**Aim of the exercise:** Every record below should be printed exactly as it appears.

Items from a data source:
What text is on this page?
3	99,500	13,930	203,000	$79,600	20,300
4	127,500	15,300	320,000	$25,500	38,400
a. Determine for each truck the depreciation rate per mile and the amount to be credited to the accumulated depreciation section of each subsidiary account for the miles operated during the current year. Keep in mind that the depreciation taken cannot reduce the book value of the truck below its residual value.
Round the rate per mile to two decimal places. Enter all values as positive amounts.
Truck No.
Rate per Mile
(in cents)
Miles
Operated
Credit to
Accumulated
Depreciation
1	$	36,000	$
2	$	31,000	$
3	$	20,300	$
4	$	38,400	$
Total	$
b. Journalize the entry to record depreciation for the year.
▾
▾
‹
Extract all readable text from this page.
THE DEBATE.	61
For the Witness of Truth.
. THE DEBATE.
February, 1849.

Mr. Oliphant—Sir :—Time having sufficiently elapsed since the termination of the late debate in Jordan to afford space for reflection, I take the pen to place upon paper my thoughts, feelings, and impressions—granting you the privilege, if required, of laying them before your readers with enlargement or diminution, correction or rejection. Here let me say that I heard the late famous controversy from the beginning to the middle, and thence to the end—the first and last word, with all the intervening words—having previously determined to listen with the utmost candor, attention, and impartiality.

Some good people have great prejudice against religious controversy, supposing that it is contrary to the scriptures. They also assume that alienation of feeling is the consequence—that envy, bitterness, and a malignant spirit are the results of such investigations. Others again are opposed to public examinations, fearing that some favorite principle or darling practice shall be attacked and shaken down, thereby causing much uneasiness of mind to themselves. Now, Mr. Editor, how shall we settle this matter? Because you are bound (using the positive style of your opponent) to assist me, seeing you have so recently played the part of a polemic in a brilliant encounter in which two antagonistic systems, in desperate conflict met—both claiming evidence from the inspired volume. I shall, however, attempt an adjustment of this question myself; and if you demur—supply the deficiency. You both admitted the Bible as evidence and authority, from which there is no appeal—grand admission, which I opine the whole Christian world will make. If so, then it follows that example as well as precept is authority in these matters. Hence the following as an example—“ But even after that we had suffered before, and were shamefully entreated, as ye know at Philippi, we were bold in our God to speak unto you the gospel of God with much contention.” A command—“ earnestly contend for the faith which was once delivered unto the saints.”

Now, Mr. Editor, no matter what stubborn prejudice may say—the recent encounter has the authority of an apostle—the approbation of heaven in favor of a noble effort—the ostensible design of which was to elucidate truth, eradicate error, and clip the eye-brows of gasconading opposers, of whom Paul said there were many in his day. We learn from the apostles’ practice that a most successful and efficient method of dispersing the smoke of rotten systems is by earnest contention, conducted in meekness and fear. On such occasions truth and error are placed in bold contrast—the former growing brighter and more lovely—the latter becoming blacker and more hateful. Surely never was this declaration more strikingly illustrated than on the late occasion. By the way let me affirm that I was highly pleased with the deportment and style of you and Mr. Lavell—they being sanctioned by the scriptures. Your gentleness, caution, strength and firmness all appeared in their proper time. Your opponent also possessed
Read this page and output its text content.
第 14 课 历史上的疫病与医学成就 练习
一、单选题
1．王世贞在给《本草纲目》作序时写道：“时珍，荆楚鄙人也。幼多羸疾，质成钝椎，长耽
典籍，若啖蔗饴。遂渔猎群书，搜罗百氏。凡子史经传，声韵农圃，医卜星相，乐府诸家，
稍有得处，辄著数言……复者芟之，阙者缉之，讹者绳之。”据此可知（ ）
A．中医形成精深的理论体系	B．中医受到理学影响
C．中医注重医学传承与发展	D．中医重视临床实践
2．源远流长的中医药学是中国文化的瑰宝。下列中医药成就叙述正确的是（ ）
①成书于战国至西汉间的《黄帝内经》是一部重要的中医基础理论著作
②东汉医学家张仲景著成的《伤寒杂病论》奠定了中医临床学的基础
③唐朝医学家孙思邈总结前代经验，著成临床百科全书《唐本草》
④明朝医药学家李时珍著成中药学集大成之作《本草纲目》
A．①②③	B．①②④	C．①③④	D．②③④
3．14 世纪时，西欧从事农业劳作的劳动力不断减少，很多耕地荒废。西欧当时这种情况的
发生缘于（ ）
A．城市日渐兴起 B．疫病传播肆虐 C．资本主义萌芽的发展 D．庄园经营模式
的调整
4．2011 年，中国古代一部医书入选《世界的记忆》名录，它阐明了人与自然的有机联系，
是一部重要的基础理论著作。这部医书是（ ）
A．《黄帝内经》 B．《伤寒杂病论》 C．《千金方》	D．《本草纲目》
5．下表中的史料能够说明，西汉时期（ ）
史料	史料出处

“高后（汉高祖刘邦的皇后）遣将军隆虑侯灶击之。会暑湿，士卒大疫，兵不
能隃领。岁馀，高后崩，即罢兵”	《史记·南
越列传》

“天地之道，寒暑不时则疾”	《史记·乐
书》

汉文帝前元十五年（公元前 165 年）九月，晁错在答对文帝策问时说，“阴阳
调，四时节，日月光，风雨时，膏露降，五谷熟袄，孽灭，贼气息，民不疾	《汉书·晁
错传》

**Completed exercise:**
What text is on this page?
3	99,500	13,930	203,000	$79,600	20,300
4	127,500	15,300	320,000	$25,500	38,400
a. Determine for each truck the depreciation rate per mile and the amount to be credited to the accumulated depreciation section of each subsidiary account for the miles operated during the current year. Keep in mind that the depreciation taken cannot reduce the book value of the truck below its residual value.
Round the rate per mile to two decimal places. Enter all values as positive amounts.
Truck No.
Rate per Mile
(in cents)
Miles
Operated
Credit to
Accumulated
Depreciation
1	$	36,000	$
2	$	31,000	$
3	$	20,300	$
4	$	38,400	$
Total	$
b. Journalize the entry to record depreciation for the year.
▾
▾
‹
Extract all readable text from this page.
THE DEBATE.	61
For the Witness of Truth.
. THE DEBATE.
February, 1849.

Mr. Oliphant—Sir :—Time having sufficiently elapsed since the termination of the late debate in Jordan to afford space for reflection, I take the pen to place upon paper my thoughts, feelings, and impressions—granting you the privilege, if required, of laying them before your readers with enlargement or diminution, correction or rejection. Here let me say that I heard the late famous controversy from the beginning to the middle, and thence to the end—the first and last word, with all the intervening words—having previously determined to listen with the utmost candor, attention, and impartiality.

Some good people have great prejudice against religious controversy, supposing that it is contrary to the scriptures. They also assume that alienation of feeling is the consequence—that envy, bitterness, and a malignant spirit are the results of such investigations. Others again are opposed to public examinations, fearing that some favorite principle or darling practice shall be attacked and shaken down, thereby causing much uneasiness of mind to themselves. Now, Mr. Editor, how shall we settle this matter? Because you are bound (using the positive style of your opponent) to assist me, seeing you have so recently played the part of a polemic in a brilliant encounter in which two antagonistic systems, in desperate conflict met—both claiming evidence from the inspired volume. I shall, however, attempt an adjustment of this question myself; and if you demur—supply the deficiency. You both admitted the Bible as evidence and authority, from which there is no appeal—grand admission, which I opine the whole Christian world will make. If so, then it follows that example as well as precept is authority in these matters. Hence the following as an example—“ But even after that we had suffered before, and were shamefully entreated, as ye know at Philippi, we were bold in our God to speak unto you the gospel of God with much contention.” A command—“ earnestly contend for the faith which was once delivered unto the saints.”

Now, Mr. Editor, no matter what stubborn prejudice may say—the recent encounter has the authority of an apostle—the approbation of heaven in favor of a noble effort—the ostensible design of which was to elucidate truth, eradicate error, and clip the eye-brows of gasconading opposers, of whom Paul said there were many in his day. We learn from the apostles’ practice that a most successful and efficient method of dispersing the smoke of rotten systems is by earnest contention, conducted in meekness and fear. On such occasions truth and error are placed in bold contrast—the former growing brighter and more lovely—the latter becoming blacker and more hateful. Surely never was this declaration more strikingly illustrated than on the late occasion. By the way let me affirm that I was highly pleased with the deportment and style of you and Mr. Lavell—they being sanctioned by the scriptures. Your gentleness, caution, strength and firmness all appeared in their proper time. Your opponent also possessed
Read this page and output its text content.
第 14 课 历史上的疫病与医学成就 练习
一、单选题
1．王世贞在给《本草纲目》作序时写道：“时珍，荆楚鄙人也。幼多羸疾，质成钝椎，长耽
典籍，若啖蔗饴。遂渔猎群书，搜罗百氏。凡子史经传，声韵农圃，医卜星相，乐府诸家，
稍有得处，辄著数言……复者芟之，阙者缉之，讹者绳之。”据此可知（ ）
A．中医形成精深的理论体系	B．中医受到理学影响
C．中医注重医学传承与发展	D．中医重视临床实践
2．源远流长的中医药学是中国文化的瑰宝。下列中医药成就叙述正确的是（ ）
①成书于战国至西汉间的《黄帝内经》是一部重要的中医基础理论著作
②东汉医学家张仲景著成的《伤寒杂病论》奠定了中医临床学的基础
③唐朝医学家孙思邈总结前代经验，著成临床百科全书《唐本草》
④明朝医药学家李时珍著成中药学集大成之作《本草纲目》
A．①②③	B．①②④	C．①③④	D．②③④
3．14 世纪时，西欧从事农业劳作的劳动力不断减少，很多耕地荒废。西欧当时这种情况的
发生缘于（ ）
A．城市日渐兴起 B．疫病传播肆虐 C．资本主义萌芽的发展 D．庄园经营模式
的调整
4．2011 年，中国古代一部医书入选《世界的记忆》名录，它阐明了人与自然的有机联系，
是一部重要的基础理论著作。这部医书是（ ）
A．《黄帝内经》 B．《伤寒杂病论》 C．《千金方》	D．《本草纲目》
5．下表中的史料能够说明，西汉时期（ ）
史料	史料出处

“高后（汉高祖刘邦的皇后）遣将军隆虑侯灶击之。会暑湿，士卒大疫，兵不
能隃领。岁馀，高后崩，即罢兵”	《史记·南
越列传》

“天地之道，寒暑不时则疾”	《史记·乐
书》

汉文帝前元十五年（公元前 165 年）九月，晁错在答对文帝策问时说，“阴阳
调，四时节，日月光，风雨时，膏露降，五谷熟袄，孽灭，贼气息，民不疾	《汉书·晁
错传》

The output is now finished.